→ WHAT THE EXERCISE ASKS
Rewrite the lines below, replacing "Precious Stones" with "Gemstones" and changing nothing else. Leave the pictures out.

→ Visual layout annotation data

# # # # # # #

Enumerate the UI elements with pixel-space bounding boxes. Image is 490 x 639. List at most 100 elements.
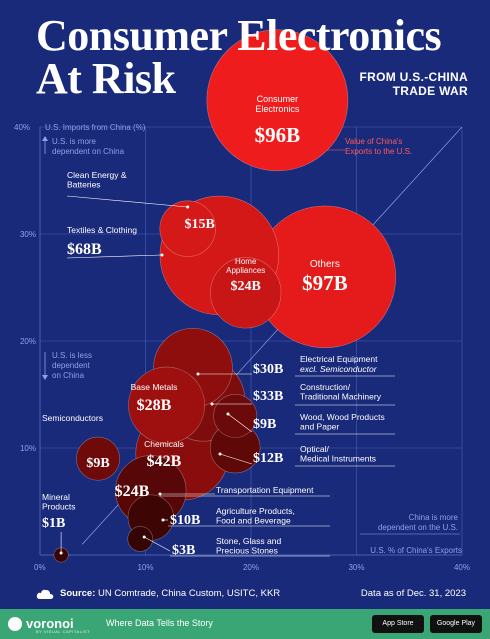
label-home-appliances-value-0: $24B	[231, 279, 261, 294]
bubble-4	[159, 200, 216, 257]
quadrant-mid-line2: dependent	[52, 361, 91, 370]
title-line-2: At Risk	[36, 54, 176, 103]
x-tick-label-2: 20%	[243, 563, 259, 572]
leader-clean-energy	[66, 195, 188, 208]
x-tick-label-1: 10%	[137, 563, 153, 572]
source-text: UN Comtrade, China Custom, USITC, KKR	[98, 588, 281, 599]
x-axis-label: U.S. % of China's Exports	[370, 546, 462, 555]
x-tick-label-3: 30%	[348, 563, 364, 572]
label-mineral-name-0: Mineral	[42, 492, 70, 502]
leader-electrical-dot	[196, 372, 200, 376]
label-transportation-value-0: $24B	[115, 483, 150, 500]
leader-stone	[144, 536, 171, 552]
quadrant-top-line2: dependent on China	[52, 147, 125, 156]
arrow-up-icon	[42, 136, 48, 141]
leader-optical-dot	[218, 452, 222, 456]
label-optical-name-1: Medical Instruments	[300, 454, 376, 464]
leader-textiles-dot	[160, 253, 164, 257]
bubble-0	[206, 29, 349, 172]
label-construction-name-1: Traditional Machinery	[300, 392, 382, 402]
label-home-appliances-name-1: Appliances	[226, 266, 265, 275]
label-semiconductors-value-0: $9B	[86, 456, 109, 471]
label-stone-name-1: Precious Stones	[216, 546, 278, 556]
label-textiles-name-0: Textiles & Clothing	[67, 225, 137, 235]
label-mineral-value-0: $1B	[42, 516, 65, 531]
label-agriculture-name-1: Food and Beverage	[216, 516, 291, 526]
label-consumer-electronics-name-0: Consumer	[257, 94, 299, 104]
data-as-of: Data as of Dec. 31, 2023	[360, 588, 466, 599]
label-optical-value-0: $12B	[253, 451, 283, 466]
source-label: Source:	[60, 588, 96, 599]
leader-optical	[219, 453, 253, 465]
leader-transportation-dot	[158, 492, 162, 496]
label-mineral-name-1: Products	[42, 502, 76, 512]
quadrant-mid-line3: on China	[52, 371, 85, 380]
leader-stone-dot	[142, 535, 146, 539]
label-chemicals-value-0: $42B	[147, 453, 182, 470]
label-electrical-name-1-0: Electrical Equipment	[300, 354, 378, 364]
page-title: Consumer Electronics At Risk	[36, 11, 442, 103]
leader-mineral-dot	[59, 551, 63, 555]
label-base-metals-name-0: Base Metals	[131, 382, 178, 392]
label-others-value-0: $97B	[302, 271, 348, 295]
brand-tagline: Where Data Tells the Story	[106, 618, 213, 628]
label-others-name-0: Others	[310, 259, 340, 270]
label-chemicals-name-0: Chemicals	[144, 439, 184, 449]
bubble-7	[128, 366, 205, 444]
bubble-14	[127, 526, 153, 552]
label-optical-name-0: Optical/	[300, 444, 329, 454]
source-note: Source: UN Comtrade, China Custom, USITC…	[60, 588, 280, 599]
x-tick-label-4: 40%	[454, 563, 470, 572]
label-wood-value-0: $9B	[253, 417, 276, 432]
app-store-button[interactable]: App Store	[372, 615, 424, 633]
bubble-3	[210, 257, 282, 329]
bubble-8	[213, 393, 258, 438]
label-consumer-electronics-value-0: $96B	[255, 123, 301, 147]
quadrant-mid-line1: U.S. is less	[52, 351, 92, 360]
brand-name: voronoi	[26, 616, 74, 631]
label-transportation-name-0: Transportation Equipment	[216, 485, 314, 495]
label-electrical-name-2: excl. Semiconductor	[300, 364, 378, 374]
brand-subtitle: BY VISUAL CAPITALIST	[36, 629, 91, 634]
leader-textiles	[66, 254, 163, 259]
y-tick-label-0: 10%	[20, 444, 36, 453]
title-line-1: Consumer Electronics	[36, 11, 442, 60]
label-textiles-value-0: $68B	[67, 241, 102, 258]
cloud-logo-icon	[36, 589, 54, 599]
label-stone-value-0: $3B	[172, 543, 195, 558]
voronoi-logo-icon	[8, 617, 22, 631]
y-tick-label-top: 40%	[14, 123, 30, 132]
y-tick-label-1: 20%	[20, 337, 36, 346]
quadrant-br-line1: China is more	[409, 513, 459, 522]
leader-wood-dot	[226, 412, 230, 416]
quadrant-top-line1: U.S. is more	[52, 137, 97, 146]
label-wood-name-1: and Paper	[300, 422, 339, 432]
label-consumer-electronics-name-1: Electronics	[255, 104, 300, 114]
label-semiconductors-name-0: Semiconductors	[42, 413, 103, 423]
label-clean-energy-value-0: $15B	[185, 217, 215, 232]
leader-wood	[227, 413, 253, 433]
label-agriculture-name-0: Agriculture Products,	[216, 506, 295, 516]
leader-agriculture-dot	[161, 518, 165, 522]
quadrant-br-line2: dependent on the U.S.	[378, 523, 458, 532]
label-home-appliances-name-0: Home	[235, 257, 257, 266]
x-tick-label-0: 0%	[34, 563, 46, 572]
size-legend-line2: Exports to the U.S.	[345, 147, 412, 156]
google-play-button[interactable]: Google Play	[430, 615, 482, 633]
arrow-down-icon	[42, 375, 48, 380]
label-clean-energy-name-1: Batteries	[67, 180, 101, 190]
label-agriculture-value-0: $10B	[170, 513, 200, 528]
label-wood-name-0: Wood, Wood Products	[300, 412, 385, 422]
size-legend-line1: Value of China's	[345, 137, 402, 146]
y-axis-label: U.S. Imports from China (%)	[45, 123, 146, 132]
leader-construction-dot	[210, 402, 214, 406]
label-electrical-value-0: $30B	[253, 362, 283, 377]
label-stone-name-0: Stone, Glass and	[216, 536, 281, 546]
y-tick-label-2: 30%	[20, 230, 36, 239]
label-clean-energy-name-0: Clean Energy &	[67, 170, 127, 180]
subtitle-line-2: TRADE WAR	[392, 84, 468, 98]
label-construction-value-0: $33B	[253, 389, 283, 404]
label-construction-name-0: Construction/	[300, 382, 351, 392]
leader-clean-energy-dot	[186, 205, 190, 209]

# # # # # # #

→ WRITTEN SOLUTION
Enumerate the UI elements with pixel-space bounding boxes. Image is 490 x 639. List at most 100 elements.
label-home-appliances-value-0: $24B	[231, 279, 261, 294]
bubble-4	[159, 200, 216, 257]
quadrant-mid-line2: dependent	[52, 361, 91, 370]
title-line-2: At Risk	[36, 54, 176, 103]
x-tick-label-2: 20%	[243, 563, 259, 572]
leader-clean-energy	[66, 195, 188, 208]
x-tick-label-1: 10%	[137, 563, 153, 572]
source-text: UN Comtrade, China Custom, USITC, KKR	[98, 588, 281, 599]
x-axis-label: U.S. % of China's Exports	[370, 546, 462, 555]
x-tick-label-3: 30%	[348, 563, 364, 572]
label-mineral-name-0: Mineral	[42, 492, 70, 502]
leader-electrical-dot	[196, 372, 200, 376]
label-transportation-value-0: $24B	[115, 483, 150, 500]
leader-stone	[144, 536, 171, 552]
quadrant-top-line2: dependent on China	[52, 147, 125, 156]
arrow-up-icon	[42, 136, 48, 141]
leader-optical-dot	[218, 452, 222, 456]
label-optical-name-1: Medical Instruments	[300, 454, 376, 464]
leader-textiles-dot	[160, 253, 164, 257]
bubble-0	[206, 29, 349, 172]
label-construction-name-1: Traditional Machinery	[300, 392, 382, 402]
label-home-appliances-name-1: Appliances	[226, 266, 265, 275]
label-semiconductors-value-0: $9B	[86, 456, 109, 471]
label-stone-name-1: Gemstones	[216, 546, 278, 556]
label-textiles-name-0: Textiles & Clothing	[67, 225, 137, 235]
label-mineral-value-0: $1B	[42, 516, 65, 531]
label-agriculture-name-1: Food and Beverage	[216, 516, 291, 526]
label-consumer-electronics-name-0: Consumer	[257, 94, 299, 104]
data-as-of: Data as of Dec. 31, 2023	[360, 588, 466, 599]
label-optical-value-0: $12B	[253, 451, 283, 466]
source-label: Source:	[60, 588, 96, 599]
leader-optical	[219, 453, 253, 465]
leader-transportation-dot	[158, 492, 162, 496]
label-mineral-name-1: Products	[42, 502, 76, 512]
quadrant-mid-line3: on China	[52, 371, 85, 380]
leader-stone-dot	[142, 535, 146, 539]
label-chemicals-value-0: $42B	[147, 453, 182, 470]
label-electrical-name-1-0: Electrical Equipment	[300, 354, 378, 364]
page-title: Consumer Electronics At Risk	[36, 11, 442, 103]
leader-mineral-dot	[59, 551, 63, 555]
label-base-metals-name-0: Base Metals	[131, 382, 178, 392]
label-others-value-0: $97B	[302, 271, 348, 295]
brand-tagline: Where Data Tells the Story	[106, 618, 213, 628]
label-others-name-0: Others	[310, 259, 340, 270]
label-chemicals-name-0: Chemicals	[144, 439, 184, 449]
bubble-7	[128, 366, 205, 444]
bubble-14	[127, 526, 153, 552]
label-optical-name-0: Optical/	[300, 444, 329, 454]
source-note: Source: UN Comtrade, China Custom, USITC…	[60, 588, 280, 599]
x-tick-label-4: 40%	[454, 563, 470, 572]
label-wood-value-0: $9B	[253, 417, 276, 432]
app-store-button[interactable]: App Store	[372, 615, 424, 633]
bubble-3	[210, 257, 282, 329]
bubble-8	[213, 393, 258, 438]
label-consumer-electronics-value-0: $96B	[255, 123, 301, 147]
quadrant-mid-line1: U.S. is less	[52, 351, 92, 360]
brand-name: voronoi	[26, 616, 74, 631]
label-transportation-name-0: Transportation Equipment	[216, 485, 314, 495]
label-electrical-name-2: excl. Semiconductor	[300, 364, 378, 374]
brand-subtitle: BY VISUAL CAPITALIST	[36, 629, 91, 634]
leader-textiles	[66, 254, 163, 259]
y-tick-label-0: 10%	[20, 444, 36, 453]
title-line-1: Consumer Electronics	[36, 11, 442, 60]
label-textiles-value-0: $68B	[67, 241, 102, 258]
cloud-logo-icon	[36, 589, 54, 599]
label-stone-value-0: $3B	[172, 543, 195, 558]
voronoi-logo-icon	[8, 617, 22, 631]
y-tick-label-top: 40%	[14, 123, 30, 132]
y-tick-label-1: 20%	[20, 337, 36, 346]
quadrant-br-line1: China is more	[409, 513, 459, 522]
leader-wood-dot	[226, 412, 230, 416]
quadrant-top-line1: U.S. is more	[52, 137, 97, 146]
label-wood-name-1: and Paper	[300, 422, 339, 432]
label-consumer-electronics-name-1: Electronics	[255, 104, 300, 114]
label-semiconductors-name-0: Semiconductors	[42, 413, 103, 423]
label-clean-energy-value-0: $15B	[185, 217, 215, 232]
leader-wood	[227, 413, 253, 433]
label-agriculture-name-0: Agriculture Products,	[216, 506, 295, 516]
leader-agriculture-dot	[161, 518, 165, 522]
quadrant-br-line2: dependent on the U.S.	[378, 523, 458, 532]
label-home-appliances-name-0: Home	[235, 257, 257, 266]
x-tick-label-0: 0%	[34, 563, 46, 572]
size-legend-line2: Exports to the U.S.	[345, 147, 412, 156]
google-play-button[interactable]: Google Play	[430, 615, 482, 633]
arrow-down-icon	[42, 375, 48, 380]
label-clean-energy-name-1: Batteries	[67, 180, 101, 190]
label-agriculture-value-0: $10B	[170, 513, 200, 528]
label-wood-name-0: Wood, Wood Products	[300, 412, 385, 422]
size-legend-line1: Value of China's	[345, 137, 402, 146]
y-axis-label: U.S. Imports from China (%)	[45, 123, 146, 132]
leader-construction-dot	[210, 402, 214, 406]
label-electrical-value-0: $30B	[253, 362, 283, 377]
label-stone-name-0: Stone, Glass and	[216, 536, 281, 546]
y-tick-label-2: 30%	[20, 230, 36, 239]
label-clean-energy-name-0: Clean Energy &	[67, 170, 127, 180]
subtitle-line-2: TRADE WAR	[392, 84, 468, 98]
label-construction-value-0: $33B	[253, 389, 283, 404]
label-construction-name-0: Construction/	[300, 382, 351, 392]
leader-clean-energy-dot	[186, 205, 190, 209]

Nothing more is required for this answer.